──────── Data for processing ────────

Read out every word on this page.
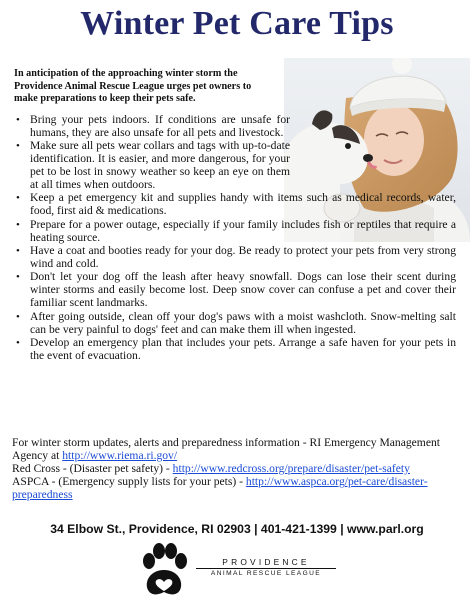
Winter Pet Care Tips
In anticipation of the approaching winter storm the Providence Animal Rescue League urges pet owners to make preparations to keep their pets safe.
• Bring your pets indoors. If conditions are unsafe for humans, they are also unsafe for all pets and livestock.
• Make sure all pets wear collars and tags with up-to-date identification. It is easier, and more dangerous, for your pet to be lost in snowy weather so keep an eye on them at all times when outdoors.
• Keep a pet emergency kit and supplies handy with items such as medical records, water, food, first aid & medications.
• Prepare for a power outage, especially if your family includes fish or reptiles that require a heating source.
• Have a coat and booties ready for your dog. Be ready to protect your pets from very strong wind and cold.
• Don't let your dog off the leash after heavy snowfall. Dogs can lose their scent during winter storms and easily become lost. Deep snow cover can confuse a pet and cover their familiar scent landmarks.
• After going outside, clean off your dog's paws with a moist washcloth. Snow-melting salt can be very painful to dogs' feet and can make them ill when ingested.
• Develop an emergency plan that includes your pets. Arrange a safe haven for your pets in the event of evacuation.
For winter storm updates, alerts and preparedness information - RI Emergency Management Agency at http://www.riema.ri.gov/
Red Cross - (Disaster pet safety) - http://www.redcross.org/prepare/disaster/pet-safety
ASPCA - (Emergency supply lists for your pets) - http://www.aspca.org/pet-care/disaster-preparedness
34 Elbow St., Providence, RI 02903 | 401-421-1399 | www.parl.org
PROVIDENCE
ANIMAL RESCUE LEAGUE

────────

* What the task asks
Using the listing, copy every line where the word "lost" shows up.

* Finished exercise
• Make sure all pets wear collars and tags with up-to-date identification. It is easier, and more dangerous, for your pet to be lost in snowy weather so keep an eye on them at all times when outdoors.
• Don't let your dog off the leash after heavy snowfall. Dogs can lose their scent during winter storms and easily become lost. Deep snow cover can confuse a pet and cover their familiar scent landmarks.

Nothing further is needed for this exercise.